Transcribe each of the records below exactly, excluding all pictures.

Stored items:
================

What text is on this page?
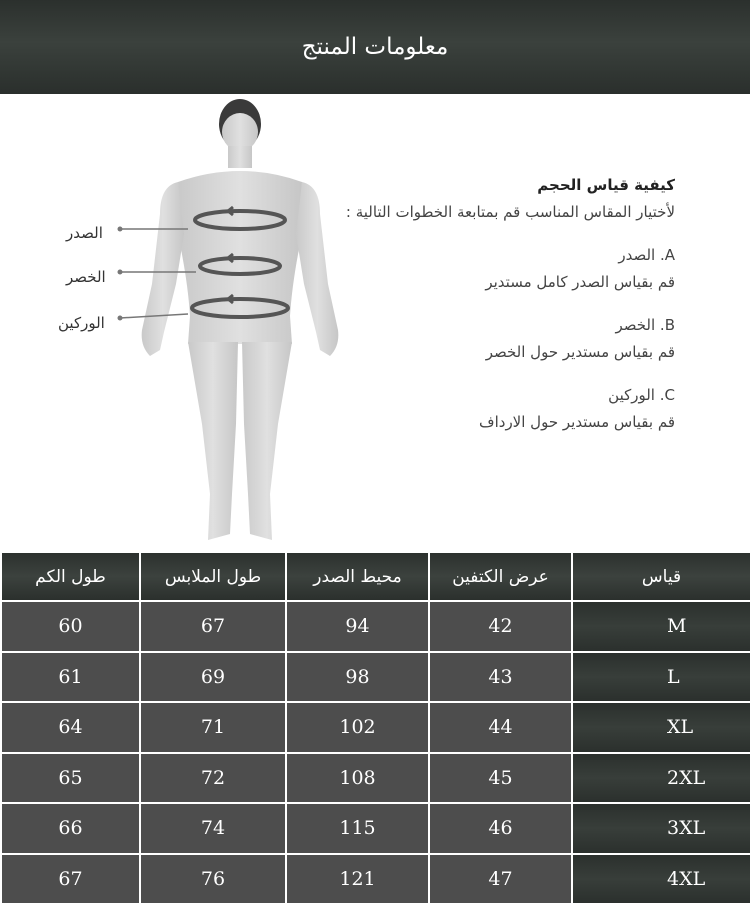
معلومات المنتج
الصدر
الخصر
الوركين
كيفية قياس الحجم
لأختيار المقاس المناسب قم بمتابعة الخطوات التالية :
A. الصدر
قم بقياس الصدر كامل مستدير
B. الخصر
قم بقياس مستدير حول الخصر
C. الوركين
قم بقياس مستدير حول الارداف
طول الكم	طول الملابس	محيط الصدر	عرض الكتفين	قياس
60	67	94	42	M
61	69	98	43	L
64	71	102	44	XL
65	72	108	45	2XL
66	74	115	46	3XL
67	76	121	47	4XL
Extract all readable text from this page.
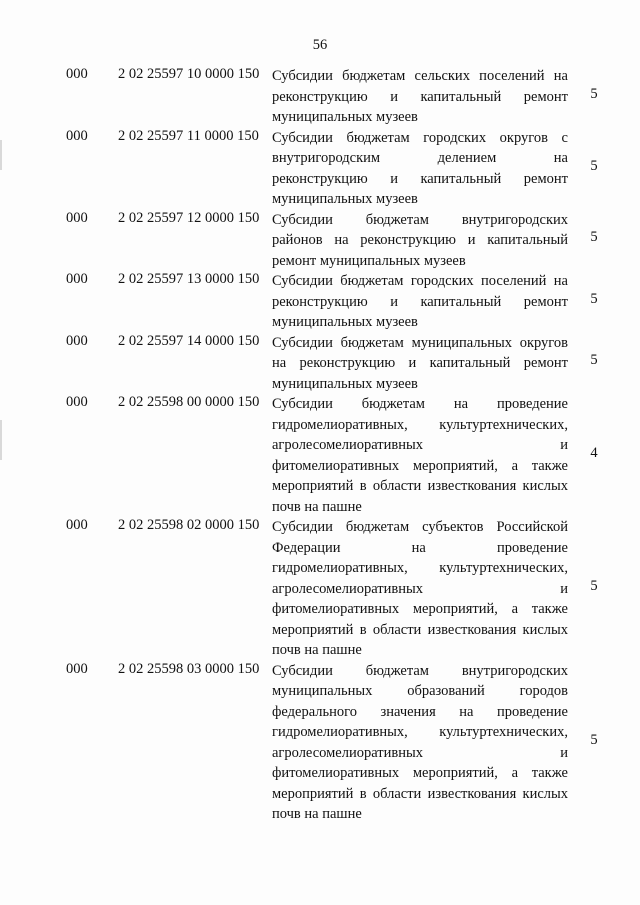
56
000	2 02 25597 10 0000 150 Субсидии бюджетам сельских поселений на
реконструкцию и капитальный ремонт
муниципальных музеев
5
000	2 02 25597 11 0000 150 Субсидии бюджетам городских округов с
внутригородским делением на
реконструкцию и капитальный ремонт
муниципальных музеев
5
000	2 02 25597 12 0000 150 Субсидии бюджетам внутригородских
районов на реконструкцию и капитальный
ремонт муниципальных музеев
5
000	2 02 25597 13 0000 150 Субсидии бюджетам городских поселений на
реконструкцию и капитальный ремонт
муниципальных музеев
5
000	2 02 25597 14 0000 150 Субсидии бюджетам муниципальных округов
на реконструкцию и капитальный ремонт
муниципальных музеев
5
000	2 02 25598 00 0000 150 Субсидии бюджетам на проведение
гидромелиоративных, культуртехнических,
агролесомелиоративных и
фитомелиоративных мероприятий, а также
мероприятий в области известкования кислых
почв на пашне
4
000	2 02 25598 02 0000 150 Субсидии бюджетам субъектов Российской
Федерации на проведение
гидромелиоративных, культуртехнических,
агролесомелиоративных и
фитомелиоративных мероприятий, а также
мероприятий в области известкования кислых
почв на пашне
5
000	2 02 25598 03 0000 150 Субсидии бюджетам внутригородских
муниципальных образований городов
федерального значения на проведение
гидромелиоративных, культуртехнических,
агролесомелиоративных и
фитомелиоративных мероприятий, а также
мероприятий в области известкования кислых
почв на пашне
5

================

## Problem solution
What text is on this page?
معلومات المنتج
الصدر
الخصر
الوركين
كيفية قياس الحجم
لأختيار المقاس المناسب قم بمتابعة الخطوات التالية :
A. الصدر
قم بقياس الصدر كامل مستدير
B. الخصر
قم بقياس مستدير حول الخصر
C. الوركين
قم بقياس مستدير حول الارداف
طول الكم	طول الملابس	محيط الصدر	عرض الكتفين	قياس
60	67	94	42	M
61	69	98	43	L
64	71	102	44	XL
65	72	108	45	2XL
66	74	115	46	3XL
67	76	121	47	4XL
Extract all readable text from this page.
56
000	2 02 25597 10 0000 150 Субсидии бюджетам сельских поселений на
реконструкцию и капитальный ремонт
муниципальных музеев
5
000	2 02 25597 11 0000 150 Субсидии бюджетам городских округов с
внутригородским делением на
реконструкцию и капитальный ремонт
муниципальных музеев
5
000	2 02 25597 12 0000 150 Субсидии бюджетам внутригородских
районов на реконструкцию и капитальный
ремонт муниципальных музеев
5
000	2 02 25597 13 0000 150 Субсидии бюджетам городских поселений на
реконструкцию и капитальный ремонт
муниципальных музеев
5
000	2 02 25597 14 0000 150 Субсидии бюджетам муниципальных округов
на реконструкцию и капитальный ремонт
муниципальных музеев
5
000	2 02 25598 00 0000 150 Субсидии бюджетам на проведение
гидромелиоративных, культуртехнических,
агролесомелиоративных и
фитомелиоративных мероприятий, а также
мероприятий в области известкования кислых
почв на пашне
4
000	2 02 25598 02 0000 150 Субсидии бюджетам субъектов Российской
Федерации на проведение
гидромелиоративных, культуртехнических,
агролесомелиоративных и
фитомелиоративных мероприятий, а также
мероприятий в области известкования кислых
почв на пашне
5
000	2 02 25598 03 0000 150 Субсидии бюджетам внутригородских
муниципальных образований городов
федерального значения на проведение
гидромелиоративных, культуртехнических,
агролесомелиоративных и
фитомелиоративных мероприятий, а также
мероприятий в области известкования кислых
почв на пашне
5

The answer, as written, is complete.